## start Records shown

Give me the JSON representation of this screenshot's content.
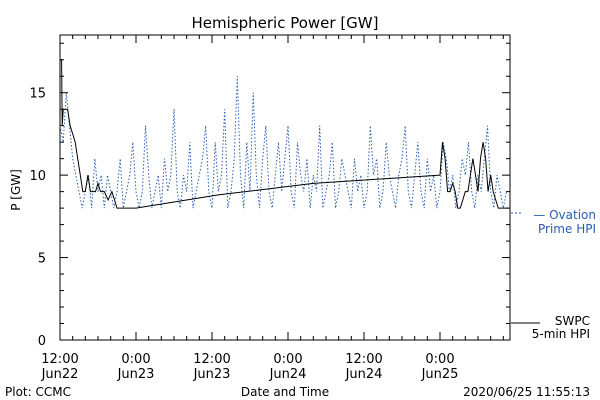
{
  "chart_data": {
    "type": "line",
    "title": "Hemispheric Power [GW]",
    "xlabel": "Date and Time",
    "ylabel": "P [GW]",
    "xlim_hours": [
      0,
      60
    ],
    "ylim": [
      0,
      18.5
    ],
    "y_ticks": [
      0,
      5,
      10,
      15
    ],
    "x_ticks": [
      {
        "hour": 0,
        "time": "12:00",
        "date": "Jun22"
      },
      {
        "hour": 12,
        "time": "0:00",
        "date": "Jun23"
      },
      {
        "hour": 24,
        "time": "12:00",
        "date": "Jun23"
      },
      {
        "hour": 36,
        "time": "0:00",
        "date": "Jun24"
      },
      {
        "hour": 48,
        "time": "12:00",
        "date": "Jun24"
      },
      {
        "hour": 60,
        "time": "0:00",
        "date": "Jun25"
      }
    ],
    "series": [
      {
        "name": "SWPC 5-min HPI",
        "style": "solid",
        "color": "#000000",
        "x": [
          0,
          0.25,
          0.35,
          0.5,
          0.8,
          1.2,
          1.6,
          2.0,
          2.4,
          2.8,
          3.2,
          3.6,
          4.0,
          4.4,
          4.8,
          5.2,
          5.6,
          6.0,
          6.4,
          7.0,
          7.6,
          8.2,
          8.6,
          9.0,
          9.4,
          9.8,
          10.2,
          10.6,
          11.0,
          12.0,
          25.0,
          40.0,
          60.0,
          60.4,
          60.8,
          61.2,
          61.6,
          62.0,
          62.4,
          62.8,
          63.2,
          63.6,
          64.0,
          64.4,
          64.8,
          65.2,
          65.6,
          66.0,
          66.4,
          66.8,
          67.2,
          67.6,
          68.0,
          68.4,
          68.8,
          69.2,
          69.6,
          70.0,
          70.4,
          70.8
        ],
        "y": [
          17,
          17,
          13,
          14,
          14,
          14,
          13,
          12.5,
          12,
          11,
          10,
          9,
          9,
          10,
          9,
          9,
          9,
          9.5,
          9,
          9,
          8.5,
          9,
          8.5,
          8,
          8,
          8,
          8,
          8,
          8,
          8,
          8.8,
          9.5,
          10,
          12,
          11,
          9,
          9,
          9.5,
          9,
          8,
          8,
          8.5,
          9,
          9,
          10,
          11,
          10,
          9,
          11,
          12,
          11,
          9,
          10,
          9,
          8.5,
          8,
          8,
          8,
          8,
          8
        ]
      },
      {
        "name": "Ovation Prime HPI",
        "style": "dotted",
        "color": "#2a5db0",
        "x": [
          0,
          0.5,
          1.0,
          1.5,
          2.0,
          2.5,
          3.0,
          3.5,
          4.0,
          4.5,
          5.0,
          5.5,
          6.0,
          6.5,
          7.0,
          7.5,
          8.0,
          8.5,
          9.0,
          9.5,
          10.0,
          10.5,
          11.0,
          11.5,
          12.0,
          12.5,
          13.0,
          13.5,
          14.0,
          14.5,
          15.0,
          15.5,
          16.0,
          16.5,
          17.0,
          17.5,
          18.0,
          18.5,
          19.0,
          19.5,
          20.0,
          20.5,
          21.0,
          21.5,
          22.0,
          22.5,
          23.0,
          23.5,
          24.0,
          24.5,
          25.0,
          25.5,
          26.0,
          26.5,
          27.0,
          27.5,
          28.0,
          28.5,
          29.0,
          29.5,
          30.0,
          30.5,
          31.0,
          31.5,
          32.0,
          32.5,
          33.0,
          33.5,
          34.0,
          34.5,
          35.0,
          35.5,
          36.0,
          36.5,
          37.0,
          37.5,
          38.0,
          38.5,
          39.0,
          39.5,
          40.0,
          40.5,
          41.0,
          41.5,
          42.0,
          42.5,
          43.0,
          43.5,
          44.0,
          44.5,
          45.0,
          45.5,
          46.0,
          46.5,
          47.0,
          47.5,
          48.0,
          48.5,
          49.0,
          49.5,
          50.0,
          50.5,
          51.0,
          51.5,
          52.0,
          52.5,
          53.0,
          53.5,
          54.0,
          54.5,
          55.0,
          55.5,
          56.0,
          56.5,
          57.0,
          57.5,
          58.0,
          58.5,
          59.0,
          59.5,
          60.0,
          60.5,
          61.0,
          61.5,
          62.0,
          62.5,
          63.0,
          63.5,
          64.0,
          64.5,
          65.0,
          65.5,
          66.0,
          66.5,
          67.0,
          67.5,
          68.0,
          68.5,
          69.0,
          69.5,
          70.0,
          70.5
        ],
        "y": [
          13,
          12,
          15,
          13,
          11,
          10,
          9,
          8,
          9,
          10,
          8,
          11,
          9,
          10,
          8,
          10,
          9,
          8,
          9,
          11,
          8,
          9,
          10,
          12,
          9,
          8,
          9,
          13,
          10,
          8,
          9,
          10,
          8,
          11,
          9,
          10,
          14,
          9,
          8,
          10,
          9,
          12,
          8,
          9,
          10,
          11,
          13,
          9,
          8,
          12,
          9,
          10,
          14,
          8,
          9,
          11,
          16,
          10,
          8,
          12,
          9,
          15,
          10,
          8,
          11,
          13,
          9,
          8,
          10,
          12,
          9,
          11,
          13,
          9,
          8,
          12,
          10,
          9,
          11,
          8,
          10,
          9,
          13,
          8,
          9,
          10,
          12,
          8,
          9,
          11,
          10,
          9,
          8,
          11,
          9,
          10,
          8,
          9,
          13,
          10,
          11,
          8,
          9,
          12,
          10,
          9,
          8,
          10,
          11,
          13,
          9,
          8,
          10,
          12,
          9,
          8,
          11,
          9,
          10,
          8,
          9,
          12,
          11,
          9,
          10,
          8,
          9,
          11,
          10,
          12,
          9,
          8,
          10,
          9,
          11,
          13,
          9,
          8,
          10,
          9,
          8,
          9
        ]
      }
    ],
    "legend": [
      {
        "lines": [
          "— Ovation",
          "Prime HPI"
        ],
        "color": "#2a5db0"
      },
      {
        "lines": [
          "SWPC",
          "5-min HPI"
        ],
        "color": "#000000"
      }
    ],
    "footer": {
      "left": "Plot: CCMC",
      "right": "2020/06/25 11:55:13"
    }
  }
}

## end Records shown

#### Exercise instructions:
Reproduce every line precisely as given, omitting all pictures.

#### Completed exercise:
Give me the JSON representation of this screenshot's content.
{
  "chart_data": {
    "type": "line",
    "title": "Hemispheric Power [GW]",
    "xlabel": "Date and Time",
    "ylabel": "P [GW]",
    "xlim_hours": [
      0,
      60
    ],
    "ylim": [
      0,
      18.5
    ],
    "y_ticks": [
      0,
      5,
      10,
      15
    ],
    "x_ticks": [
      {
        "hour": 0,
        "time": "12:00",
        "date": "Jun22"
      },
      {
        "hour": 12,
        "time": "0:00",
        "date": "Jun23"
      },
      {
        "hour": 24,
        "time": "12:00",
        "date": "Jun23"
      },
      {
        "hour": 36,
        "time": "0:00",
        "date": "Jun24"
      },
      {
        "hour": 48,
        "time": "12:00",
        "date": "Jun24"
      },
      {
        "hour": 60,
        "time": "0:00",
        "date": "Jun25"
      }
    ],
    "series": [
      {
        "name": "SWPC 5-min HPI",
        "style": "solid",
        "color": "#000000",
        "x": [
          0,
          0.25,
          0.35,
          0.5,
          0.8,
          1.2,
          1.6,
          2.0,
          2.4,
          2.8,
          3.2,
          3.6,
          4.0,
          4.4,
          4.8,
          5.2,
          5.6,
          6.0,
          6.4,
          7.0,
          7.6,
          8.2,
          8.6,
          9.0,
          9.4,
          9.8,
          10.2,
          10.6,
          11.0,
          12.0,
          25.0,
          40.0,
          60.0,
          60.4,
          60.8,
          61.2,
          61.6,
          62.0,
          62.4,
          62.8,
          63.2,
          63.6,
          64.0,
          64.4,
          64.8,
          65.2,
          65.6,
          66.0,
          66.4,
          66.8,
          67.2,
          67.6,
          68.0,
          68.4,
          68.8,
          69.2,
          69.6,
          70.0,
          70.4,
          70.8
        ],
        "y": [
          17,
          17,
          13,
          14,
          14,
          14,
          13,
          12.5,
          12,
          11,
          10,
          9,
          9,
          10,
          9,
          9,
          9,
          9.5,
          9,
          9,
          8.5,
          9,
          8.5,
          8,
          8,
          8,
          8,
          8,
          8,
          8,
          8.8,
          9.5,
          10,
          12,
          11,
          9,
          9,
          9.5,
          9,
          8,
          8,
          8.5,
          9,
          9,
          10,
          11,
          10,
          9,
          11,
          12,
          11,
          9,
          10,
          9,
          8.5,
          8,
          8,
          8,
          8,
          8
        ]
      },
      {
        "name": "Ovation Prime HPI",
        "style": "dotted",
        "color": "#2a5db0",
        "x": [
          0,
          0.5,
          1.0,
          1.5,
          2.0,
          2.5,
          3.0,
          3.5,
          4.0,
          4.5,
          5.0,
          5.5,
          6.0,
          6.5,
          7.0,
          7.5,
          8.0,
          8.5,
          9.0,
          9.5,
          10.0,
          10.5,
          11.0,
          11.5,
          12.0,
          12.5,
          13.0,
          13.5,
          14.0,
          14.5,
          15.0,
          15.5,
          16.0,
          16.5,
          17.0,
          17.5,
          18.0,
          18.5,
          19.0,
          19.5,
          20.0,
          20.5,
          21.0,
          21.5,
          22.0,
          22.5,
          23.0,
          23.5,
          24.0,
          24.5,
          25.0,
          25.5,
          26.0,
          26.5,
          27.0,
          27.5,
          28.0,
          28.5,
          29.0,
          29.5,
          30.0,
          30.5,
          31.0,
          31.5,
          32.0,
          32.5,
          33.0,
          33.5,
          34.0,
          34.5,
          35.0,
          35.5,
          36.0,
          36.5,
          37.0,
          37.5,
          38.0,
          38.5,
          39.0,
          39.5,
          40.0,
          40.5,
          41.0,
          41.5,
          42.0,
          42.5,
          43.0,
          43.5,
          44.0,
          44.5,
          45.0,
          45.5,
          46.0,
          46.5,
          47.0,
          47.5,
          48.0,
          48.5,
          49.0,
          49.5,
          50.0,
          50.5,
          51.0,
          51.5,
          52.0,
          52.5,
          53.0,
          53.5,
          54.0,
          54.5,
          55.0,
          55.5,
          56.0,
          56.5,
          57.0,
          57.5,
          58.0,
          58.5,
          59.0,
          59.5,
          60.0,
          60.5,
          61.0,
          61.5,
          62.0,
          62.5,
          63.0,
          63.5,
          64.0,
          64.5,
          65.0,
          65.5,
          66.0,
          66.5,
          67.0,
          67.5,
          68.0,
          68.5,
          69.0,
          69.5,
          70.0,
          70.5
        ],
        "y": [
          13,
          12,
          15,
          13,
          11,
          10,
          9,
          8,
          9,
          10,
          8,
          11,
          9,
          10,
          8,
          10,
          9,
          8,
          9,
          11,
          8,
          9,
          10,
          12,
          9,
          8,
          9,
          13,
          10,
          8,
          9,
          10,
          8,
          11,
          9,
          10,
          14,
          9,
          8,
          10,
          9,
          12,
          8,
          9,
          10,
          11,
          13,
          9,
          8,
          12,
          9,
          10,
          14,
          8,
          9,
          11,
          16,
          10,
          8,
          12,
          9,
          15,
          10,
          8,
          11,
          13,
          9,
          8,
          10,
          12,
          9,
          11,
          13,
          9,
          8,
          12,
          10,
          9,
          11,
          8,
          10,
          9,
          13,
          8,
          9,
          10,
          12,
          8,
          9,
          11,
          10,
          9,
          8,
          11,
          9,
          10,
          8,
          9,
          13,
          10,
          11,
          8,
          9,
          12,
          10,
          9,
          8,
          10,
          11,
          13,
          9,
          8,
          10,
          12,
          9,
          8,
          11,
          9,
          10,
          8,
          9,
          12,
          11,
          9,
          10,
          8,
          9,
          11,
          10,
          12,
          9,
          8,
          10,
          9,
          11,
          13,
          9,
          8,
          10,
          9,
          8,
          9
        ]
      }
    ],
    "legend": [
      {
        "lines": [
          "— Ovation",
          "Prime HPI"
        ],
        "color": "#2a5db0"
      },
      {
        "lines": [
          "SWPC",
          "5-min HPI"
        ],
        "color": "#000000"
      }
    ],
    "footer": {
      "left": "Plot: CCMC",
      "right": "2020/06/25 11:55:13"
    }
  }
}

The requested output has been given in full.